25 Years & Going Strong: What makes the WorldTeach model work?

Since its inception in 1986, WorldTeach has placed thousands of volunteer educators in communities throughout Asia, Latin America, Africa, Eastern Europe and the Pacific. Now in our 25th year, WorldTeach continues to promote and address the growing interest among people in the U.S. and elsewhere to serve, teach and learn as volunteers overseas. Read on for Nell Wollner’s thoughts on what makes the WorldTeach model work, and how it will manifest itself in our newest program in Georgia. Nell was a WorldTeach volunteer in the inaugural American Samoa Year program, a Field Director in Thailand, and is currently a Program Assistant at WorldTeach’s headquarters.

WORK TASK 1. List every region that the WorldTeach anniversary piece says has received WorldTeach volunteer educators.
WORK TASK 2. Based on the WorldTeach anniversary piece, decide whether each statement agrees with it. Answer yes or no for each and quote the words that decide it: (a) WorldTeach was founded in 1986. (b) Nell Wollner served as a Field Director in American Samoa. (c) WorldTeach's newest program is in Georgia.
WORK TASK 3. Continue the WorldTeach anniversary piece from where it stops.

Document structure recognition data

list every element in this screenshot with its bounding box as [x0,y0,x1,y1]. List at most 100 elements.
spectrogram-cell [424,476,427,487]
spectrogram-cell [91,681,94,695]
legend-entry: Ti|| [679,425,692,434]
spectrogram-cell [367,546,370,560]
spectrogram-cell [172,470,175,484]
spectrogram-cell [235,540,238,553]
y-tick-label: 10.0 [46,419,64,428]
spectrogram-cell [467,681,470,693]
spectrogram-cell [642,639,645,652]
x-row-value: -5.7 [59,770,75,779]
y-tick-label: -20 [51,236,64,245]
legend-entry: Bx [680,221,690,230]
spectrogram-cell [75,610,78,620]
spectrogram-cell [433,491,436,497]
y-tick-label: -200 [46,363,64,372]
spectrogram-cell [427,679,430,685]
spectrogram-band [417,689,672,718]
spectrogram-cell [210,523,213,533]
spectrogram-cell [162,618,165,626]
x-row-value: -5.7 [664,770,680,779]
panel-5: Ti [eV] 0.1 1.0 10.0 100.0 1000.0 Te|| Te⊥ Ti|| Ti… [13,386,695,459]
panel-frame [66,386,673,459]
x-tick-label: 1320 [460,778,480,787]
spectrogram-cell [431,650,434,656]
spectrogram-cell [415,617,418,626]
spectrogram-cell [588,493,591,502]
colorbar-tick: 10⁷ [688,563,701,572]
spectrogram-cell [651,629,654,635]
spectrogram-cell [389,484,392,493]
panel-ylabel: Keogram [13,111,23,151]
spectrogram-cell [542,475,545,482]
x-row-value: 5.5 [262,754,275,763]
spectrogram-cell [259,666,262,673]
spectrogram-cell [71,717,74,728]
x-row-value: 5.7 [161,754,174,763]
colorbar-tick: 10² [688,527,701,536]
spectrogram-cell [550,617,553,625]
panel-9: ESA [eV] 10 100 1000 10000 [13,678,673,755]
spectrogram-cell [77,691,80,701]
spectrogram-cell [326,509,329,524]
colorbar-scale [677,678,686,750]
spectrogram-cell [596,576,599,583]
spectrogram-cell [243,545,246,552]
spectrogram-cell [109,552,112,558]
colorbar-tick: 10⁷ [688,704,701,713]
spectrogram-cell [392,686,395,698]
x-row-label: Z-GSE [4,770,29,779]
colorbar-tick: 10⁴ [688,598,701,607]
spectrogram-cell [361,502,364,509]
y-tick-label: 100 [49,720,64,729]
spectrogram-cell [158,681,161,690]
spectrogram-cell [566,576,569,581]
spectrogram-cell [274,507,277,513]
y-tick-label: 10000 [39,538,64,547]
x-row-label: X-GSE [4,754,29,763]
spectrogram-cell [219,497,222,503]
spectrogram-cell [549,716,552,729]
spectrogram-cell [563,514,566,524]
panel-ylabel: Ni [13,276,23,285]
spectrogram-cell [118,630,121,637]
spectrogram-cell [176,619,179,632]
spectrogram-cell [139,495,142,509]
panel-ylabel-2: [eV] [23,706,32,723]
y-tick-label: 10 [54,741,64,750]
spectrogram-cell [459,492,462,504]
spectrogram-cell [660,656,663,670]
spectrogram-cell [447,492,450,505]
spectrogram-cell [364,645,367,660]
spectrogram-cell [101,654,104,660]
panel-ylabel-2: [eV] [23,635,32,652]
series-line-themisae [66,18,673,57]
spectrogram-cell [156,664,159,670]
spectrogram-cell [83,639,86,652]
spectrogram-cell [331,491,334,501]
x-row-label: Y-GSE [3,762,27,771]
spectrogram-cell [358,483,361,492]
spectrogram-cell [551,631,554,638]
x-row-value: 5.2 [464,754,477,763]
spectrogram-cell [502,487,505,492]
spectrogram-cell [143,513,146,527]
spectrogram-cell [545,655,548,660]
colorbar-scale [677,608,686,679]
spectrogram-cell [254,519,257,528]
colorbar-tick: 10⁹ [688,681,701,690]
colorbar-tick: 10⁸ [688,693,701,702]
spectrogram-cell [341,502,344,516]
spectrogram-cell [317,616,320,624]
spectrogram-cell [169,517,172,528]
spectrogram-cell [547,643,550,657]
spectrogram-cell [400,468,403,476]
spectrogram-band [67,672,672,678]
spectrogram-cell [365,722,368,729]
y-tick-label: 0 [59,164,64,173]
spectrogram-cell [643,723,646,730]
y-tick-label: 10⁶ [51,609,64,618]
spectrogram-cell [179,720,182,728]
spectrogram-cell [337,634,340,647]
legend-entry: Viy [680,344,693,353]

OUTPUT 1. Asia, Latin America, Africa, Eastern Europe, the Pacific

OUTPUT 2.
(a) Yes: "Since its inception in 1986"
(b) No: "a Field Director in Thailand"
(c) Yes: "our newest program in Georgia"

OUTPUT 3.
WorldTeach partners with Ministries of Education and local agencies: 
Part of what makes the WorldTeach model so special, is the partnership it builds with local governments and agencies. In Georgia, WorldTeach volunteers will be working with the Teach and Learn with Georgia program. The goal of this program is to help Georgian public school students learn English. This is a fully funded program. The Georgia Ministry of Education and Science will provide housing, medical insurance, flights, and a volunteer stipend of approximately 300 USD per month, of which volunteers will contribute 100 Lari to their host families. Finally, year-long volunteers who depart by September are offered an additional round trip ticket for a flight back to their hometowns. This is a true partnership, where both WorldTeach volunteers and Teach and Learn with Georgia make the program possible.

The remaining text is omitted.